Written exercise: Find and copy lines holding "JSON".
-- Start of Rows --
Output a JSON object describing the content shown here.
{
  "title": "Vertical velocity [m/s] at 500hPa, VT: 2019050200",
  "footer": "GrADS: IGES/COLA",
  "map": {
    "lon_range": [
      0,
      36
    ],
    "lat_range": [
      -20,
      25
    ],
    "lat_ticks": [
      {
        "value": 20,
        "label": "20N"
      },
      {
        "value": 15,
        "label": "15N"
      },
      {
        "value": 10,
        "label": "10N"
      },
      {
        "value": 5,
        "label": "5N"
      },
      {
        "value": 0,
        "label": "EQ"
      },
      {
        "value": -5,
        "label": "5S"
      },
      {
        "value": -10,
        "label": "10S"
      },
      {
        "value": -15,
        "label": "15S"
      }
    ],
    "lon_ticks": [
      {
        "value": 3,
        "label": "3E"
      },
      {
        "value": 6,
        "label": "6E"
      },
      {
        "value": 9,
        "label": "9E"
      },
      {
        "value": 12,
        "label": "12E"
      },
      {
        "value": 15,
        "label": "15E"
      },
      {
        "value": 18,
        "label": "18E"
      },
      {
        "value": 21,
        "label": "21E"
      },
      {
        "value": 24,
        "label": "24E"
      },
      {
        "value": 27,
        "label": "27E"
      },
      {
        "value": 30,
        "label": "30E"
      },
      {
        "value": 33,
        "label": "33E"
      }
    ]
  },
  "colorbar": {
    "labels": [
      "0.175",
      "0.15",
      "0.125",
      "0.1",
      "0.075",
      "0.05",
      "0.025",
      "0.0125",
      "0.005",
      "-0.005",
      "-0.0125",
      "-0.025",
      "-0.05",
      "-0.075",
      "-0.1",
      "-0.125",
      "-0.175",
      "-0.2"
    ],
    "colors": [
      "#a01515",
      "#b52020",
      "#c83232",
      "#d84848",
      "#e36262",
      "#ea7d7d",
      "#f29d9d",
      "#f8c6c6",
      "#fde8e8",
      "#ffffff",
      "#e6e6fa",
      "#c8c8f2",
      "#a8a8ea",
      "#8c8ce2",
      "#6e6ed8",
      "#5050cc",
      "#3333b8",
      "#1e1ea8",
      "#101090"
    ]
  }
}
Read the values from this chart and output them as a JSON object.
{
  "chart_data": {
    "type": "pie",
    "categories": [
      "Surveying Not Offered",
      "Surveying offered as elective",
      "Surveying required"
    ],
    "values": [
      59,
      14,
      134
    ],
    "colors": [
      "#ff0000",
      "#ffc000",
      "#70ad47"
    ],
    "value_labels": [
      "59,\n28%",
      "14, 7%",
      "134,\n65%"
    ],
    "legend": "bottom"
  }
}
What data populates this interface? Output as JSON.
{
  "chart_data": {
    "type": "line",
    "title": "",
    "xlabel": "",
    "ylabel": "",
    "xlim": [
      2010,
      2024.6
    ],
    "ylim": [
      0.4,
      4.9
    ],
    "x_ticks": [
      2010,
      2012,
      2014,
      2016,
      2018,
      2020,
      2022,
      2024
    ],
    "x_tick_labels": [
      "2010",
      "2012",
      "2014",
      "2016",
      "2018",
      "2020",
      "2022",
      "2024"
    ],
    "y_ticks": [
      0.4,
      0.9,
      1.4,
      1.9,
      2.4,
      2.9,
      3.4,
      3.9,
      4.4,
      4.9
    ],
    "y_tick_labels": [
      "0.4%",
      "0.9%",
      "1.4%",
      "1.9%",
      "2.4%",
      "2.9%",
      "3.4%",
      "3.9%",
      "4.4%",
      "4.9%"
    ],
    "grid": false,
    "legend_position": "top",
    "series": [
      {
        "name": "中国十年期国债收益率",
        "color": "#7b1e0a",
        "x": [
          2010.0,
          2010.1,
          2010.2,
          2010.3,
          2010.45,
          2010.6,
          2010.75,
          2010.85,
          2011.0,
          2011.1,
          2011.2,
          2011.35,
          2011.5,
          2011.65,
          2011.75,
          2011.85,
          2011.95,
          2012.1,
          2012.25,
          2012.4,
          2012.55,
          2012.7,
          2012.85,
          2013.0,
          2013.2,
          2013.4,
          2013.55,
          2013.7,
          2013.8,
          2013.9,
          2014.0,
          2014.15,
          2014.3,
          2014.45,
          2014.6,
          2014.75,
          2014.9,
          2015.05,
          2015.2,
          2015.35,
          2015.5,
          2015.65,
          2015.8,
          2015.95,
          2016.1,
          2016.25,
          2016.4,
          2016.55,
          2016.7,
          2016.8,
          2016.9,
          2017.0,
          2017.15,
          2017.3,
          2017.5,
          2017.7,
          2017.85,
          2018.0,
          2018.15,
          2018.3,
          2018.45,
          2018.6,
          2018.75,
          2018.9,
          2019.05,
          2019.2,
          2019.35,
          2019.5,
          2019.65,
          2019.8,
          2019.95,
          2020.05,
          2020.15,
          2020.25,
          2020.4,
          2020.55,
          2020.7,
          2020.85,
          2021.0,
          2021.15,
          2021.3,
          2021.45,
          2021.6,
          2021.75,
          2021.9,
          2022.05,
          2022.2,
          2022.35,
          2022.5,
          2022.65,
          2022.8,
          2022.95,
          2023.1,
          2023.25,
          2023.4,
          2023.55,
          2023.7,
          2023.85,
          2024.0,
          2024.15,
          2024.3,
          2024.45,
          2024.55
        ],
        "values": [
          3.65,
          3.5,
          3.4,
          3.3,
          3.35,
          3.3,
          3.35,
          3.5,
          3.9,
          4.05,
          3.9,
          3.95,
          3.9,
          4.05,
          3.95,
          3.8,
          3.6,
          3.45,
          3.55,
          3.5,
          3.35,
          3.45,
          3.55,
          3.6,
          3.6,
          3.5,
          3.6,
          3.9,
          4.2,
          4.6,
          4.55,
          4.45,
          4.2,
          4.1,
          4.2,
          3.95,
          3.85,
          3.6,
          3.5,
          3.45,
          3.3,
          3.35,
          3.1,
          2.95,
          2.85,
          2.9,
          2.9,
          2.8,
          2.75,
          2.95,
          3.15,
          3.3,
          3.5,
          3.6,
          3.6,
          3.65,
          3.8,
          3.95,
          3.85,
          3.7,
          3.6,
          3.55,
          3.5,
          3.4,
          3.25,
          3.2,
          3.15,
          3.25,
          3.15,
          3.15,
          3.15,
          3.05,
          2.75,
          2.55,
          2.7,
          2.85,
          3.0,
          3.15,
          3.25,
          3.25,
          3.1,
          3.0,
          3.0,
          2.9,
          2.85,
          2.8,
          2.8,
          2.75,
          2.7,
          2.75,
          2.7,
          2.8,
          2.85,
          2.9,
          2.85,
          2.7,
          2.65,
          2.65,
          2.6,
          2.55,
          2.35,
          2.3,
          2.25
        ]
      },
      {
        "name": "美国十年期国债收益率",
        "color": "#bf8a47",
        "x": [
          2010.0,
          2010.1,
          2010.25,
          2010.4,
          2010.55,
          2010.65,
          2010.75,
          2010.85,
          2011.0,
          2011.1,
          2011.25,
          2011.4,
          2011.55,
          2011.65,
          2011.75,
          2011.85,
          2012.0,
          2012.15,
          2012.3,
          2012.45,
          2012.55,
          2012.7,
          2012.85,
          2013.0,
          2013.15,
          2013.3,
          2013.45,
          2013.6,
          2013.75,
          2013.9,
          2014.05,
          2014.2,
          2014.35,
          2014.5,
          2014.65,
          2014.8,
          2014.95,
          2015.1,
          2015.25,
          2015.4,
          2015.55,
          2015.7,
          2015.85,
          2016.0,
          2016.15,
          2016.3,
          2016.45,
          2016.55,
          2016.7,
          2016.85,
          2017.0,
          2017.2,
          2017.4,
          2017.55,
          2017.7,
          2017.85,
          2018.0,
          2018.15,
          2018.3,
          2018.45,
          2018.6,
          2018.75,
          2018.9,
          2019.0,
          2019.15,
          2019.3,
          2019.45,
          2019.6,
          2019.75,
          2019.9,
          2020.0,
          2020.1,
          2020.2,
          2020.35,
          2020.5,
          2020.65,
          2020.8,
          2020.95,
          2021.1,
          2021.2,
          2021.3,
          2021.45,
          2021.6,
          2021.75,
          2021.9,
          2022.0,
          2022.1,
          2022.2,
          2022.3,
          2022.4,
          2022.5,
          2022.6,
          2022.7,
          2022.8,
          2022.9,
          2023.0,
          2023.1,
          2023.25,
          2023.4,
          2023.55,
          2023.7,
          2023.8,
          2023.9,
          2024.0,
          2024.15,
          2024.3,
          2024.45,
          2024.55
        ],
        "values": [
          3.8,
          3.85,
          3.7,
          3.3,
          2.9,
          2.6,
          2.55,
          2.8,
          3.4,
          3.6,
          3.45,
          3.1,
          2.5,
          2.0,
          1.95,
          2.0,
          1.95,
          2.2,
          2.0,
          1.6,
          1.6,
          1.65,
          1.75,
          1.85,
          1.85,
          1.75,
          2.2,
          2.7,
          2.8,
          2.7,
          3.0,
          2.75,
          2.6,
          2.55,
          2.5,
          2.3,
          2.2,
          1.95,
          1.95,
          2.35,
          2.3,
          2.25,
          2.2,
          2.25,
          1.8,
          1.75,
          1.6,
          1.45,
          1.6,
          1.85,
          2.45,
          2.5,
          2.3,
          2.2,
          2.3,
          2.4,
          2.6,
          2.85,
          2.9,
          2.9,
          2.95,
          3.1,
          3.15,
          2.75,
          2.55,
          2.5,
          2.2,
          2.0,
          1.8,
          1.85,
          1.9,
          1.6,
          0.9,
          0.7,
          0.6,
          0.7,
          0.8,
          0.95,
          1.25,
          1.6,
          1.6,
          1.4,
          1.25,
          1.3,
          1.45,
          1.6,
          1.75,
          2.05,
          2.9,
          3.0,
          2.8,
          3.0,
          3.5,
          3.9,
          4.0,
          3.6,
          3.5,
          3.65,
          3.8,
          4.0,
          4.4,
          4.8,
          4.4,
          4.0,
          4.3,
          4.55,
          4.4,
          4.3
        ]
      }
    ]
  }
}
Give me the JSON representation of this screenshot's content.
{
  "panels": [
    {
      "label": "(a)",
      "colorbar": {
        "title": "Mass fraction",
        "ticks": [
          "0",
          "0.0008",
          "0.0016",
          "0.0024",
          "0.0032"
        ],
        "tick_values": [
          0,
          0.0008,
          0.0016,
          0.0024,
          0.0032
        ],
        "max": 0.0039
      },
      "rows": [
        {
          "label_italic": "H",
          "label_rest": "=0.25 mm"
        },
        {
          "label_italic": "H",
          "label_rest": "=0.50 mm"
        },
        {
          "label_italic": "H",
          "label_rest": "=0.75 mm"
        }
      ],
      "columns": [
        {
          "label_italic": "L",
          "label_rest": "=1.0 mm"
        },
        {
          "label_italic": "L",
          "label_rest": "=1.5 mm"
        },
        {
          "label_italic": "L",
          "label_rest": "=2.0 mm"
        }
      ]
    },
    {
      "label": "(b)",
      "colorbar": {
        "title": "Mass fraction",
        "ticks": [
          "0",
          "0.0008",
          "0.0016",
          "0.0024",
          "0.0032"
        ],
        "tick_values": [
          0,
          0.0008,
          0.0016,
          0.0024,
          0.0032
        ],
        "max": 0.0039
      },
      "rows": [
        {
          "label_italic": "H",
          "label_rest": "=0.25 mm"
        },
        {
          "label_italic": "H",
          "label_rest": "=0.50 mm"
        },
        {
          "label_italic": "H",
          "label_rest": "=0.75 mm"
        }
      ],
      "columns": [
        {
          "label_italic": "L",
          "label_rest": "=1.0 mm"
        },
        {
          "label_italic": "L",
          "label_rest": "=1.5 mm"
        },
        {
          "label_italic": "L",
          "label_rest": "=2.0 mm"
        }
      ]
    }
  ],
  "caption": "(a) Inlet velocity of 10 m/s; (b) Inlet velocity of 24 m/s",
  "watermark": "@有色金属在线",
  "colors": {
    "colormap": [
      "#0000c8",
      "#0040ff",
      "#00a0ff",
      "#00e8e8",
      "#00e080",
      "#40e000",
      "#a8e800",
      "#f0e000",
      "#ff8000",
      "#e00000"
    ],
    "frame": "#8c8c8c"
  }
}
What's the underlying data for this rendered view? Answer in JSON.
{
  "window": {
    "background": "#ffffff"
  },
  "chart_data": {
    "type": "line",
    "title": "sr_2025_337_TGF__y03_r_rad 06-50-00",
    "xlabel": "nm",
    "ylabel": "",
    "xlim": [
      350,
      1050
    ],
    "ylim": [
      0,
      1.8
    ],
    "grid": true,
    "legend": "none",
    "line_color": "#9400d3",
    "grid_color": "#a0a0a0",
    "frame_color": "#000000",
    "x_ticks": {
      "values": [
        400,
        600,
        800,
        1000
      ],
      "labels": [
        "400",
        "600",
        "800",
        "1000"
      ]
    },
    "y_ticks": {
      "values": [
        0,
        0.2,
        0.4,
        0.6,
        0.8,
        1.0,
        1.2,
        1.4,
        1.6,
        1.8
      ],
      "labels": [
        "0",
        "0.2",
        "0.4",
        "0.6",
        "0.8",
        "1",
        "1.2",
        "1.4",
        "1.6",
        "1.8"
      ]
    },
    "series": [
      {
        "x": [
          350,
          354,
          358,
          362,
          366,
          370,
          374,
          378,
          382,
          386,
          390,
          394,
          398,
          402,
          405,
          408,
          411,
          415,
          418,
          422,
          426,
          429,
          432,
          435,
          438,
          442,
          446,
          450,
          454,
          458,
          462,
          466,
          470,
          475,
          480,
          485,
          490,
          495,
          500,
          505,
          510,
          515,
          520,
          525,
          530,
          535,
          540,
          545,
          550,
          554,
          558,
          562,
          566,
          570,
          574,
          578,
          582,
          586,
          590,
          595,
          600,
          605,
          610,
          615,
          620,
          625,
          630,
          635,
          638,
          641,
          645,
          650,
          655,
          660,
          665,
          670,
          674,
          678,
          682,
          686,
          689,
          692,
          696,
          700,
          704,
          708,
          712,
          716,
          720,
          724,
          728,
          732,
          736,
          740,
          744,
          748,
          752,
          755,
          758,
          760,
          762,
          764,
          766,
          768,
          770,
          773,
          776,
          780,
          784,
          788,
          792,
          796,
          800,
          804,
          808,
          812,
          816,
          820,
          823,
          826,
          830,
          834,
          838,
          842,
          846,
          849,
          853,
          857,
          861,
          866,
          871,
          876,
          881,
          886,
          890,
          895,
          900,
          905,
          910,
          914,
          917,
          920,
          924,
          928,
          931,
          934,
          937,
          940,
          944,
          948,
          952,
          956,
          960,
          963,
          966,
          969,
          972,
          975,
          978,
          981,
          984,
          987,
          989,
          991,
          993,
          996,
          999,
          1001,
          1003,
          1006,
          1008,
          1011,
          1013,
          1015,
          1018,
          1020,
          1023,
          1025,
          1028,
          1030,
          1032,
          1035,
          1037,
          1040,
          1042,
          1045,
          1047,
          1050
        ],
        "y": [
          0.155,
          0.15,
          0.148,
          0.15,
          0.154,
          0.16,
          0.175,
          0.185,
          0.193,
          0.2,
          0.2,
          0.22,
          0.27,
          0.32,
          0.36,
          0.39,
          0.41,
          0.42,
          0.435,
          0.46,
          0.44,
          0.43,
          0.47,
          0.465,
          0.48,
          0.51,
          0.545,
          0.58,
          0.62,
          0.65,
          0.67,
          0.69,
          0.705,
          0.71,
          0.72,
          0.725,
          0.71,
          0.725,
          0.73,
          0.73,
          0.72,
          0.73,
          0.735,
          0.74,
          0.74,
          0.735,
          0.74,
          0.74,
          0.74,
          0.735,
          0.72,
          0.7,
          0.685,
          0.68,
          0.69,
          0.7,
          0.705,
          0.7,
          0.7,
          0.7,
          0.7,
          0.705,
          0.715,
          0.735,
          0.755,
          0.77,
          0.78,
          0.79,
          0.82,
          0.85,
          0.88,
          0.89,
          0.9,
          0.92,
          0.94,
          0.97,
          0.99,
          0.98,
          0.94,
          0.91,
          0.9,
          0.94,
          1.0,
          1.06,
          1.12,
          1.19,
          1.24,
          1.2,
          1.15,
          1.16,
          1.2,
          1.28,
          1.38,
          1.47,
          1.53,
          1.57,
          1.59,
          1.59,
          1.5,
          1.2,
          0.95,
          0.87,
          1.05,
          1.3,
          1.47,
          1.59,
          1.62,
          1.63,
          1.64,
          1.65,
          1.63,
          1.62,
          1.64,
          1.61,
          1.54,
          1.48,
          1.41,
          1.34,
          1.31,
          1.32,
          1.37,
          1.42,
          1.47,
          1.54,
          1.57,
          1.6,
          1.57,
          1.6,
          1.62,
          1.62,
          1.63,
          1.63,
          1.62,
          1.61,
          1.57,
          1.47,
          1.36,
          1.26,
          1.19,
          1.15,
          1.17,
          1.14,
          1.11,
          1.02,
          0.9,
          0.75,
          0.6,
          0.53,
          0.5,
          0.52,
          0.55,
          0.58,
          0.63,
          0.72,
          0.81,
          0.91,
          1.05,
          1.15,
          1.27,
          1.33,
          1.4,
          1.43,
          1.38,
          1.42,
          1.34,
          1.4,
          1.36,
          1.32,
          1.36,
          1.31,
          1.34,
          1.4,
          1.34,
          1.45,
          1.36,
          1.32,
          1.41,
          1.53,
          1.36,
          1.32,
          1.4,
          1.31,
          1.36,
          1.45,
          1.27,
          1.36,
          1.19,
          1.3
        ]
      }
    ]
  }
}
-- End of Rows --
Answer for the task:
Output a JSON object describing the content shown here.
Read the values from this chart and output them as a JSON object.
What data populates this interface? Output as JSON.
Give me the JSON representation of this screenshot's content.
What's the underlying data for this rendered view? Answer in JSON.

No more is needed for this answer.